Written task: Would you return all of this data exactly, leaving nothing out?

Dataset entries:

%%

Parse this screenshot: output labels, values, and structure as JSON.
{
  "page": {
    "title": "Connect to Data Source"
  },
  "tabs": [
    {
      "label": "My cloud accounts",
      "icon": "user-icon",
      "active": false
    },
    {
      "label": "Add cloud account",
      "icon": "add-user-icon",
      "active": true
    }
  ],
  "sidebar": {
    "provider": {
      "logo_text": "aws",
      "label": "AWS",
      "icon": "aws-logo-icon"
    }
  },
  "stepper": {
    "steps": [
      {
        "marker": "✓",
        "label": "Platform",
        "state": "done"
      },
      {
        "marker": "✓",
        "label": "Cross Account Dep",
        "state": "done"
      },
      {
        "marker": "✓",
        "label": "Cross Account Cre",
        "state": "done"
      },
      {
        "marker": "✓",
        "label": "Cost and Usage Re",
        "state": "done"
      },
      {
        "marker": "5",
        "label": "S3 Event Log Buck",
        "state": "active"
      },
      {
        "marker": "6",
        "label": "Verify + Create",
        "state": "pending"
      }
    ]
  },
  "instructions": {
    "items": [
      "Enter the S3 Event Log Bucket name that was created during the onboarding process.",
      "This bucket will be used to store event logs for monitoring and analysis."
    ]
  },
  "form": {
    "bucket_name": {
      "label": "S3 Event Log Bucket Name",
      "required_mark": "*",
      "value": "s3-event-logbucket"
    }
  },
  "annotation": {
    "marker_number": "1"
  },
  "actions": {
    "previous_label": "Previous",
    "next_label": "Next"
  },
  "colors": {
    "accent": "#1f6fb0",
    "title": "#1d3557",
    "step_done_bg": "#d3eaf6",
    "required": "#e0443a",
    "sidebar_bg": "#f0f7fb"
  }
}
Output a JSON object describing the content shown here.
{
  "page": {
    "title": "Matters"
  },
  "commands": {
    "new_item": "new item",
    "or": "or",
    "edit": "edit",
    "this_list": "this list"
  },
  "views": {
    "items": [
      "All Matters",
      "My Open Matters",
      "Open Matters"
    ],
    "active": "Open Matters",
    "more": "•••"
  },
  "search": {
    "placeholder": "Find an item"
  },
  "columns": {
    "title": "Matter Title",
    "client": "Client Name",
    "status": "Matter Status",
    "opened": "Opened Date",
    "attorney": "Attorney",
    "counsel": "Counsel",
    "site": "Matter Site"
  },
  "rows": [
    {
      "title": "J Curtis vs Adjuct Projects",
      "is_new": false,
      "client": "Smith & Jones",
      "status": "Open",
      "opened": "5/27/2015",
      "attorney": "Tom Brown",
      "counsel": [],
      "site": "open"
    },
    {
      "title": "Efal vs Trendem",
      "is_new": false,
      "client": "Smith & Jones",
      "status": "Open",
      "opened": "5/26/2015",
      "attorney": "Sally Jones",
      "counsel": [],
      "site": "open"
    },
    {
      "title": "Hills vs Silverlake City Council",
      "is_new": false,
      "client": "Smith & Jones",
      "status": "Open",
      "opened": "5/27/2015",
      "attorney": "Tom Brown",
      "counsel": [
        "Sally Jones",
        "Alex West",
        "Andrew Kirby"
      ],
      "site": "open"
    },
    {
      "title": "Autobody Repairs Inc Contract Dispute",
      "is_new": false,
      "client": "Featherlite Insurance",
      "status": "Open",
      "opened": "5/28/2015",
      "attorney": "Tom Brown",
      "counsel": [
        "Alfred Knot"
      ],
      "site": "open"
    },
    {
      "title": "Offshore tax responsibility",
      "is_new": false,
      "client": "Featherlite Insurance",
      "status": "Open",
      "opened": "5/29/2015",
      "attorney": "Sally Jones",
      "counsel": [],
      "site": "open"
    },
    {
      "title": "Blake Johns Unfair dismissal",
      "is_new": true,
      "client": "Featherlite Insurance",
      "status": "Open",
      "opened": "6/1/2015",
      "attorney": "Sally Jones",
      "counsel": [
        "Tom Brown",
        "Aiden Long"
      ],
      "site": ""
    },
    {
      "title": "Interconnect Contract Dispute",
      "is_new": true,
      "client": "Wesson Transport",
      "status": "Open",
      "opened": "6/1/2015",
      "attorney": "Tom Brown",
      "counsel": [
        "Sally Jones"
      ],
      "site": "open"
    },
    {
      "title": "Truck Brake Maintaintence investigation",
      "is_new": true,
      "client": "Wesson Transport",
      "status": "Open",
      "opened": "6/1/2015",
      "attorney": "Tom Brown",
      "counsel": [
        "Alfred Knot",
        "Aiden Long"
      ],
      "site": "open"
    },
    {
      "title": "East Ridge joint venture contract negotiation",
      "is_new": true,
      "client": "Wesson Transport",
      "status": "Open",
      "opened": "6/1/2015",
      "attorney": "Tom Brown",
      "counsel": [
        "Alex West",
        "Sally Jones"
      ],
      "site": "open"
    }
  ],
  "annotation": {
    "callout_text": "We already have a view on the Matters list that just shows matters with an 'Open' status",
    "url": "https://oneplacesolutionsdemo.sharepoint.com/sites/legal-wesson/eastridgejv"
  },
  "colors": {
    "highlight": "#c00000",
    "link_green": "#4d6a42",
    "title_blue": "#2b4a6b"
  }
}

%%

Result:
Parse this screenshot: output labels, values, and structure as JSON.
{
  "page": {
    "title": "Connect to Data Source"
  },
  "tabs": [
    {
      "label": "My cloud accounts",
      "icon": "user-icon",
      "active": false
    },
    {
      "label": "Add cloud account",
      "icon": "add-user-icon",
      "active": true
    }
  ],
  "sidebar": {
    "provider": {
      "logo_text": "aws",
      "label": "AWS",
      "icon": "aws-logo-icon"
    }
  },
  "stepper": {
    "steps": [
      {
        "marker": "✓",
        "label": "Platform",
        "state": "done"
      },
      {
        "marker": "✓",
        "label": "Cross Account Dep",
        "state": "done"
      },
      {
        "marker": "✓",
        "label": "Cross Account Cre",
        "state": "done"
      },
      {
        "marker": "✓",
        "label": "Cost and Usage Re",
        "state": "done"
      },
      {
        "marker": "5",
        "label": "S3 Event Log Buck",
        "state": "active"
      },
      {
        "marker": "6",
        "label": "Verify + Create",
        "state": "pending"
      }
    ]
  },
  "instructions": {
    "items": [
      "Enter the S3 Event Log Bucket name that was created during the onboarding process.",
      "This bucket will be used to store event logs for monitoring and analysis."
    ]
  },
  "form": {
    "bucket_name": {
      "label": "S3 Event Log Bucket Name",
      "required_mark": "*",
      "value": "s3-event-logbucket"
    }
  },
  "annotation": {
    "marker_number": "1"
  },
  "actions": {
    "previous_label": "Previous",
    "next_label": "Next"
  },
  "colors": {
    "accent": "#1f6fb0",
    "title": "#1d3557",
    "step_done_bg": "#d3eaf6",
    "required": "#e0443a",
    "sidebar_bg": "#f0f7fb"
  }
}
Output a JSON object describing the content shown here.
{
  "page": {
    "title": "Matters"
  },
  "commands": {
    "new_item": "new item",
    "or": "or",
    "edit": "edit",
    "this_list": "this list"
  },
  "views": {
    "items": [
      "All Matters",
      "My Open Matters",
      "Open Matters"
    ],
    "active": "Open Matters",
    "more": "•••"
  },
  "search": {
    "placeholder": "Find an item"
  },
  "columns": {
    "title": "Matter Title",
    "client": "Client Name",
    "status": "Matter Status",
    "opened": "Opened Date",
    "attorney": "Attorney",
    "counsel": "Counsel",
    "site": "Matter Site"
  },
  "rows": [
    {
      "title": "J Curtis vs Adjuct Projects",
      "is_new": false,
      "client": "Smith & Jones",
      "status": "Open",
      "opened": "5/27/2015",
      "attorney": "Tom Brown",
      "counsel": [],
      "site": "open"
    },
    {
      "title": "Efal vs Trendem",
      "is_new": false,
      "client": "Smith & Jones",
      "status": "Open",
      "opened": "5/26/2015",
      "attorney": "Sally Jones",
      "counsel": [],
      "site": "open"
    },
    {
      "title": "Hills vs Silverlake City Council",
      "is_new": false,
      "client": "Smith & Jones",
      "status": "Open",
      "opened": "5/27/2015",
      "attorney": "Tom Brown",
      "counsel": [
        "Sally Jones",
        "Alex West",
        "Andrew Kirby"
      ],
      "site": "open"
    },
    {
      "title": "Autobody Repairs Inc Contract Dispute",
      "is_new": false,
      "client": "Featherlite Insurance",
      "status": "Open",
      "opened": "5/28/2015",
      "attorney": "Tom Brown",
      "counsel": [
        "Alfred Knot"
      ],
      "site": "open"
    },
    {
      "title": "Offshore tax responsibility",
      "is_new": false,
      "client": "Featherlite Insurance",
      "status": "Open",
      "opened": "5/29/2015",
      "attorney": "Sally Jones",
      "counsel": [],
      "site": "open"
    },
    {
      "title": "Blake Johns Unfair dismissal",
      "is_new": true,
      "client": "Featherlite Insurance",
      "status": "Open",
      "opened": "6/1/2015",
      "attorney": "Sally Jones",
      "counsel": [
        "Tom Brown",
        "Aiden Long"
      ],
      "site": ""
    },
    {
      "title": "Interconnect Contract Dispute",
      "is_new": true,
      "client": "Wesson Transport",
      "status": "Open",
      "opened": "6/1/2015",
      "attorney": "Tom Brown",
      "counsel": [
        "Sally Jones"
      ],
      "site": "open"
    },
    {
      "title": "Truck Brake Maintaintence investigation",
      "is_new": true,
      "client": "Wesson Transport",
      "status": "Open",
      "opened": "6/1/2015",
      "attorney": "Tom Brown",
      "counsel": [
        "Alfred Knot",
        "Aiden Long"
      ],
      "site": "open"
    },
    {
      "title": "East Ridge joint venture contract negotiation",
      "is_new": true,
      "client": "Wesson Transport",
      "status": "Open",
      "opened": "6/1/2015",
      "attorney": "Tom Brown",
      "counsel": [
        "Alex West",
        "Sally Jones"
      ],
      "site": "open"
    }
  ],
  "annotation": {
    "callout_text": "We already have a view on the Matters list that just shows matters with an 'Open' status",
    "url": "https://oneplacesolutionsdemo.sharepoint.com/sites/legal-wesson/eastridgejv"
  },
  "colors": {
    "highlight": "#c00000",
    "link_green": "#4d6a42",
    "title_blue": "#2b4a6b"
  }
}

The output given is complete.